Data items
────

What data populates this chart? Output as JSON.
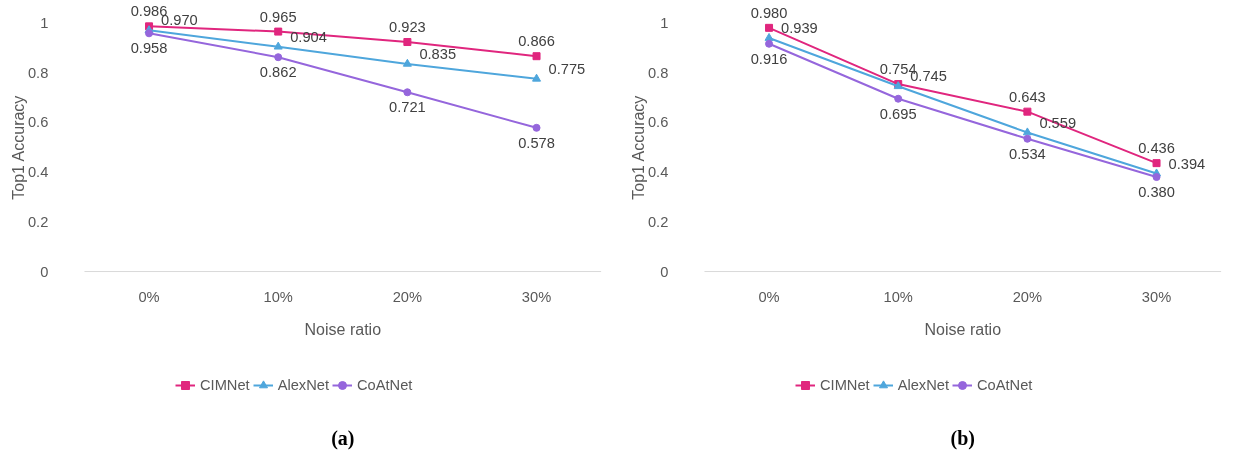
{
  "chart_data": [
    {
      "type": "line",
      "xlabel": "Noise ratio",
      "ylabel": "Top1 Accuracy",
      "categories": [
        "0%",
        "10%",
        "20%",
        "30%"
      ],
      "ylim": [
        0,
        1
      ],
      "yticks": [
        0,
        0.2,
        0.4,
        0.6,
        0.8,
        1
      ],
      "grid": false,
      "legend": "bottom",
      "annotations": [
        "(a)"
      ],
      "series": [
        {
          "name": "CIMNet",
          "color": "#e0267e",
          "marker": "square",
          "values": [
            0.986,
            0.965,
            0.923,
            0.866
          ],
          "value_labels": [
            "0.986",
            "0.965",
            "0.923",
            "0.866"
          ]
        },
        {
          "name": "AlexNet",
          "color": "#4ea6dc",
          "marker": "triangle",
          "values": [
            0.97,
            0.904,
            0.835,
            0.775
          ],
          "value_labels": [
            "0.970",
            "0.904",
            "0.835",
            "0.775"
          ]
        },
        {
          "name": "CoAtNet",
          "color": "#9566dc",
          "marker": "circle",
          "values": [
            0.958,
            0.862,
            0.721,
            0.578
          ],
          "value_labels": [
            "0.958",
            "0.862",
            "0.721",
            "0.578"
          ]
        }
      ]
    },
    {
      "type": "line",
      "xlabel": "Noise ratio",
      "ylabel": "Top1 Accuracy",
      "categories": [
        "0%",
        "10%",
        "20%",
        "30%"
      ],
      "ylim": [
        0,
        1
      ],
      "yticks": [
        0,
        0.2,
        0.4,
        0.6,
        0.8,
        1
      ],
      "grid": false,
      "legend": "bottom",
      "annotations": [
        "(b)"
      ],
      "series": [
        {
          "name": "CIMNet",
          "color": "#e0267e",
          "marker": "square",
          "values": [
            0.98,
            0.754,
            0.643,
            0.436
          ],
          "value_labels": [
            "0.980",
            "0.754",
            "0.643",
            "0.436"
          ]
        },
        {
          "name": "AlexNet",
          "color": "#4ea6dc",
          "marker": "triangle",
          "values": [
            0.939,
            0.745,
            0.559,
            0.394
          ],
          "value_labels": [
            "0.939",
            "0.745",
            "0.559",
            "0.394"
          ]
        },
        {
          "name": "CoAtNet",
          "color": "#9566dc",
          "marker": "circle",
          "values": [
            0.916,
            0.695,
            0.534,
            0.38
          ],
          "value_labels": [
            "0.916",
            "0.695",
            "0.534",
            "0.380"
          ]
        }
      ]
    }
  ]
}
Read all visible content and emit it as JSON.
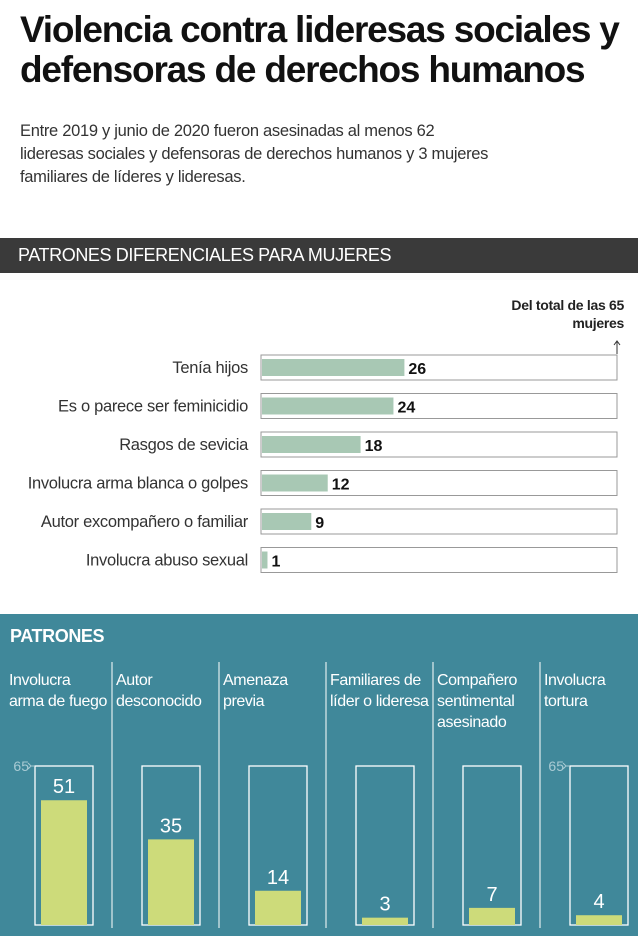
{
  "title": "Violencia contra lideresas sociales y defensoras de derechos humanos",
  "subtitle": "Entre 2019 y junio de 2020 fueron asesinadas al menos 62 lideresas sociales y defensoras de derechos humanos y 3 mujeres familiares de líderes y lideresas.",
  "section1_title": "PATRONES DIFERENCIALES PARA MUJERES",
  "section2_title": "PATRONES",
  "colors": {
    "bar1": "#a8c8b4",
    "bar2": "#cddb7a",
    "panel": "#40889a",
    "banner": "#3a3a3a"
  },
  "chart_data": [
    {
      "type": "bar",
      "orientation": "horizontal",
      "note": "Del total de las 65 mujeres",
      "categories": [
        "Tenía hijos",
        "Es o parece ser feminicidio",
        "Rasgos de sevicia",
        "Involucra arma blanca o golpes",
        "Autor excompañero o familiar",
        "Involucra abuso sexual"
      ],
      "values": [
        26,
        24,
        18,
        12,
        9,
        1
      ],
      "xlim": [
        0,
        65
      ]
    },
    {
      "type": "bar",
      "orientation": "vertical",
      "categories": [
        "Involucra arma de fuego",
        "Autor desconocido",
        "Amenaza previa",
        "Familiares de líder o lideresa",
        "Compañero sentimental asesinado",
        "Involucra tortura"
      ],
      "values": [
        51,
        35,
        14,
        3,
        7,
        4
      ],
      "max_label": "65",
      "ylim": [
        0,
        65
      ]
    }
  ]
}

────

WORK TO DO
Copy all the lines above that hold the string "derechos".

EXERCISE ANSWER
  "title": "Violencia contra lideresas sociales y defensoras de derechos humanos",
  "subtitle": "Entre 2019 y junio de 2020 fueron asesinadas al menos 62 lideresas sociales y defensoras de derechos humanos y 3 mujeres familiares de líderes y lideresas.",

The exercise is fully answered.